### INSTRUCTIONS TO FOLLOW:
Go through the records and show each line where the word "average" occurs.

+===+

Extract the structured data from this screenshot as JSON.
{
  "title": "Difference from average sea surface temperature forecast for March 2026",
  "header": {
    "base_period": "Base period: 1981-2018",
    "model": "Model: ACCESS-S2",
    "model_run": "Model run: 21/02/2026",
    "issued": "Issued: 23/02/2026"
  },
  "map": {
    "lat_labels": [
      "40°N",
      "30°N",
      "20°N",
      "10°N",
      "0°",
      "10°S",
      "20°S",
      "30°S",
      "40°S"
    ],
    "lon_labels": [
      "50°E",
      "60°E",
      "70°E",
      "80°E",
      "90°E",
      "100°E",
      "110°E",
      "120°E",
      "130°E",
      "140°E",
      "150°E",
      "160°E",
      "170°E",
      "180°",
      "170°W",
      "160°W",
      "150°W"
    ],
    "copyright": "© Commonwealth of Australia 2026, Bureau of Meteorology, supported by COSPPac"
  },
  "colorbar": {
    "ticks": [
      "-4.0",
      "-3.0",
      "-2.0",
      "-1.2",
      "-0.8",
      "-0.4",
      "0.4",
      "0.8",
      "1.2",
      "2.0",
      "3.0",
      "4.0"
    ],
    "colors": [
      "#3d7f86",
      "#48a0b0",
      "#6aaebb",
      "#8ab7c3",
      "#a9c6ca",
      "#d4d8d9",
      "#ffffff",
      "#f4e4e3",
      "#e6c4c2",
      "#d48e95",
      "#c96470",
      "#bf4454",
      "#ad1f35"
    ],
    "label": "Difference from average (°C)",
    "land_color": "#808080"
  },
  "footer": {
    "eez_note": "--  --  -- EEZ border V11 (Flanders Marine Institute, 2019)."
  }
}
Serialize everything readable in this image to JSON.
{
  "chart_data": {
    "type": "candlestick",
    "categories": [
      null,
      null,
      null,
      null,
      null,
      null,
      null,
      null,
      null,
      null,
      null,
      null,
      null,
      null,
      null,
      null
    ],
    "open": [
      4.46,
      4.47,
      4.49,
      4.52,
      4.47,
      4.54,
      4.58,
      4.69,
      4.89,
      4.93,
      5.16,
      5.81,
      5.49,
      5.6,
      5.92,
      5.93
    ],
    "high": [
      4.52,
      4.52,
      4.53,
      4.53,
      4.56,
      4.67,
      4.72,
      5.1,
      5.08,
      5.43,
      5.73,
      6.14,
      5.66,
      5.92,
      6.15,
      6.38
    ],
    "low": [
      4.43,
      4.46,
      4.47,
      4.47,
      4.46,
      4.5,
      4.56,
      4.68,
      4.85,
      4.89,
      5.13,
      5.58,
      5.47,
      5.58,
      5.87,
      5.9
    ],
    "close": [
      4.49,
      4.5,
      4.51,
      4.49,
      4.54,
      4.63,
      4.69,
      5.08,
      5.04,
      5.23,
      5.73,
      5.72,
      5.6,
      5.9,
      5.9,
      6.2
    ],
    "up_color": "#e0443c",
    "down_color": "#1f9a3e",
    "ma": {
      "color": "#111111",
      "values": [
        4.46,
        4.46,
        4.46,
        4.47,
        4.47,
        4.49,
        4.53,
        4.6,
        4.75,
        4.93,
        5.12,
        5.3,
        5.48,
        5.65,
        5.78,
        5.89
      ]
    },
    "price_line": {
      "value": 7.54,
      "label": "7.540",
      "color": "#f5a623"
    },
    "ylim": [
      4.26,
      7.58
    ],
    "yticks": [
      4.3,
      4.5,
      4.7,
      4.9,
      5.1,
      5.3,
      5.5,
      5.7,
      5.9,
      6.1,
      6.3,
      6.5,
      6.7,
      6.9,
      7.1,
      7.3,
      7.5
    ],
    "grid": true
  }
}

+===+

### CORRECT RESULT:
  "title": "Difference from average sea surface temperature forecast for March 2026",
    "label": "Difference from average (°C)",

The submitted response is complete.